++++ Input ++++

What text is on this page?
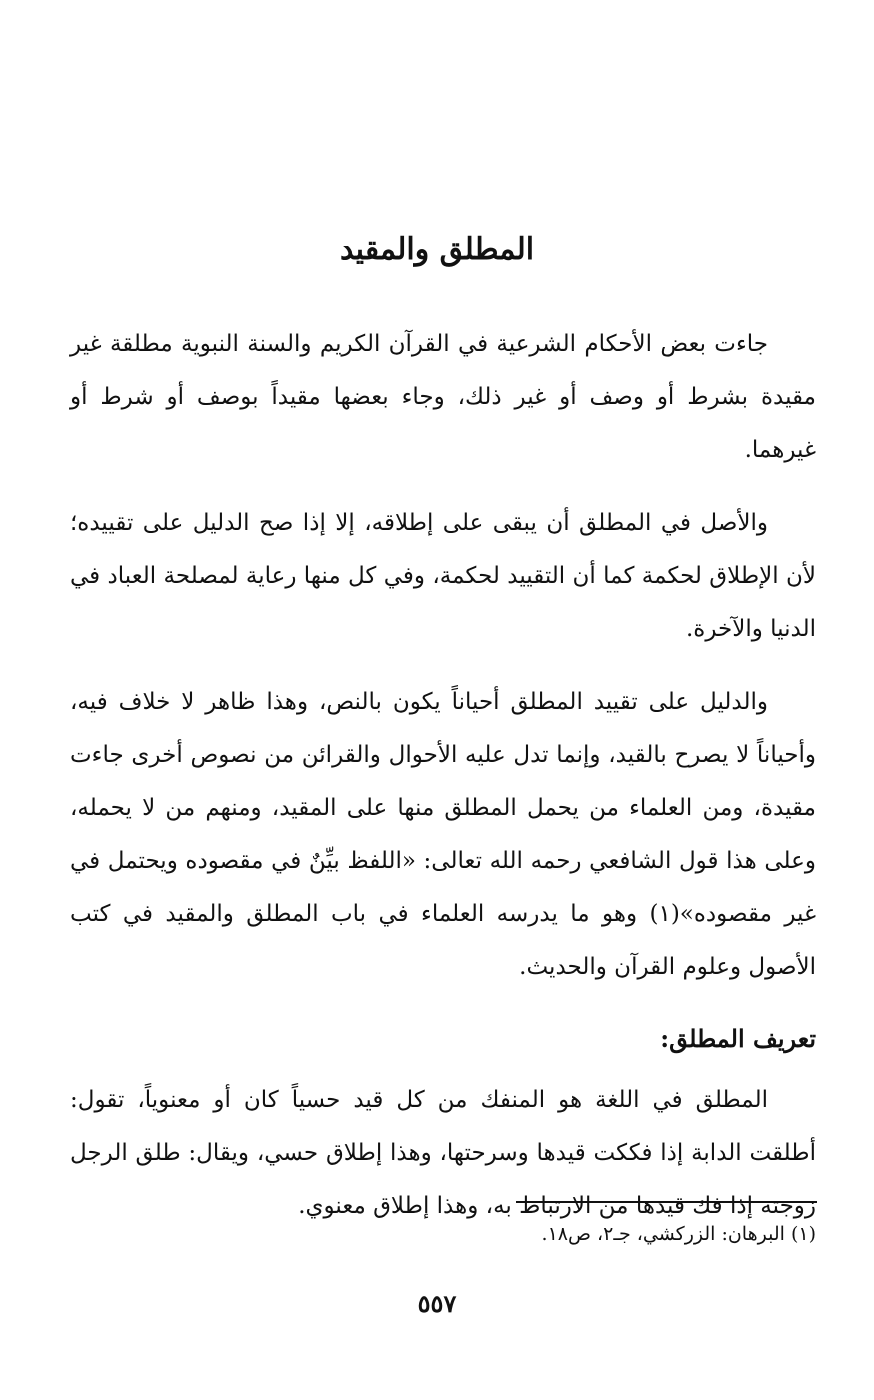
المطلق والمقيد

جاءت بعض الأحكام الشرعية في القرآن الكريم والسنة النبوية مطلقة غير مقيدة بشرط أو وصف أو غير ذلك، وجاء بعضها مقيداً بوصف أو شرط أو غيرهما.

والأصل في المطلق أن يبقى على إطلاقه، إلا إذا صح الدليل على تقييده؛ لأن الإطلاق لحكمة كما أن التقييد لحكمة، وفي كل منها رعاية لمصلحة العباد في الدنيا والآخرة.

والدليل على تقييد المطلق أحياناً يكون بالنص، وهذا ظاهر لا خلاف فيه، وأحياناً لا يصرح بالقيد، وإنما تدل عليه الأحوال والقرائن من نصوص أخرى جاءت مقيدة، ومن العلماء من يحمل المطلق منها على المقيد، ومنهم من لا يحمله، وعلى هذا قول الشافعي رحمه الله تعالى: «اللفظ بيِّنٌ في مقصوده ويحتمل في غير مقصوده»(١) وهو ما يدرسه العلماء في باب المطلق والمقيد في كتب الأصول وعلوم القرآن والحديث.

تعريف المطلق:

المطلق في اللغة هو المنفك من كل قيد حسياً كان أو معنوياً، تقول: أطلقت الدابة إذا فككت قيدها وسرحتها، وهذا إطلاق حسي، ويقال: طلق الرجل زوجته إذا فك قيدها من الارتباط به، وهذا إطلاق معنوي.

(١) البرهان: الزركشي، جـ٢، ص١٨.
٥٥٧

++++
++++ Input ++++

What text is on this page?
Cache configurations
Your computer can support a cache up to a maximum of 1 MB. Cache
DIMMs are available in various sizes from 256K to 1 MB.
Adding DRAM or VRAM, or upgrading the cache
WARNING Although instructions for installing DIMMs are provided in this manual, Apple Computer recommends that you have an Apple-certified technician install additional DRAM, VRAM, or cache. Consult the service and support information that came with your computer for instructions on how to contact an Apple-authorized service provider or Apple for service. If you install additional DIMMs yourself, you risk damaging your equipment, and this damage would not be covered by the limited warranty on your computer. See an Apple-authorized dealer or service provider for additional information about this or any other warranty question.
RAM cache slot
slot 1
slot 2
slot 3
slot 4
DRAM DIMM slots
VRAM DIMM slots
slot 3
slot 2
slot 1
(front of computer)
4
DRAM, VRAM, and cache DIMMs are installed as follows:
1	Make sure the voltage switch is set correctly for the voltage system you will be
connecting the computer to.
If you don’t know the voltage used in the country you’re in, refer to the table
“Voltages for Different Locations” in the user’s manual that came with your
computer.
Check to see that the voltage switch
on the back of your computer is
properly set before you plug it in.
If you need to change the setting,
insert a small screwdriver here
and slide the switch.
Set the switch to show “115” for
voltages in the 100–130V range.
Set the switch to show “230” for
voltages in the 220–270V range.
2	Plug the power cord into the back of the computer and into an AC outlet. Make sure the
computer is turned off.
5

++++
++++ Input ++++

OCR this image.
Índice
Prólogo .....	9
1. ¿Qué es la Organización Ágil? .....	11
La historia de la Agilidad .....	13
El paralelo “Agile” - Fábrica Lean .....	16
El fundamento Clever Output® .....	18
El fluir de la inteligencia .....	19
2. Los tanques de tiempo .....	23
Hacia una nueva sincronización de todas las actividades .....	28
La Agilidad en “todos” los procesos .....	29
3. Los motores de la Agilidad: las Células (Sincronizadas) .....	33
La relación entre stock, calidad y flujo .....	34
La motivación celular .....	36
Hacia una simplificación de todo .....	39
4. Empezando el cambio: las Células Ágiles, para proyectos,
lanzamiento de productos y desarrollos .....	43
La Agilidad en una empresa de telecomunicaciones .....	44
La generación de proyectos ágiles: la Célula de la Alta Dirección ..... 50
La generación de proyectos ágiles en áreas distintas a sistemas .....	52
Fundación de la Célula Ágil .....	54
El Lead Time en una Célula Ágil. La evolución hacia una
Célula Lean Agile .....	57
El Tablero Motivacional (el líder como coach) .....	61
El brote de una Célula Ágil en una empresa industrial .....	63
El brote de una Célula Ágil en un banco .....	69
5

++++

**Task details**
Lines from the records above that hold "Make" are the ones to list.

**The output**
1	Make sure the voltage switch is set correctly for the voltage system you will be
2	Plug the power cord into the back of the computer and into an AC outlet. Make sure the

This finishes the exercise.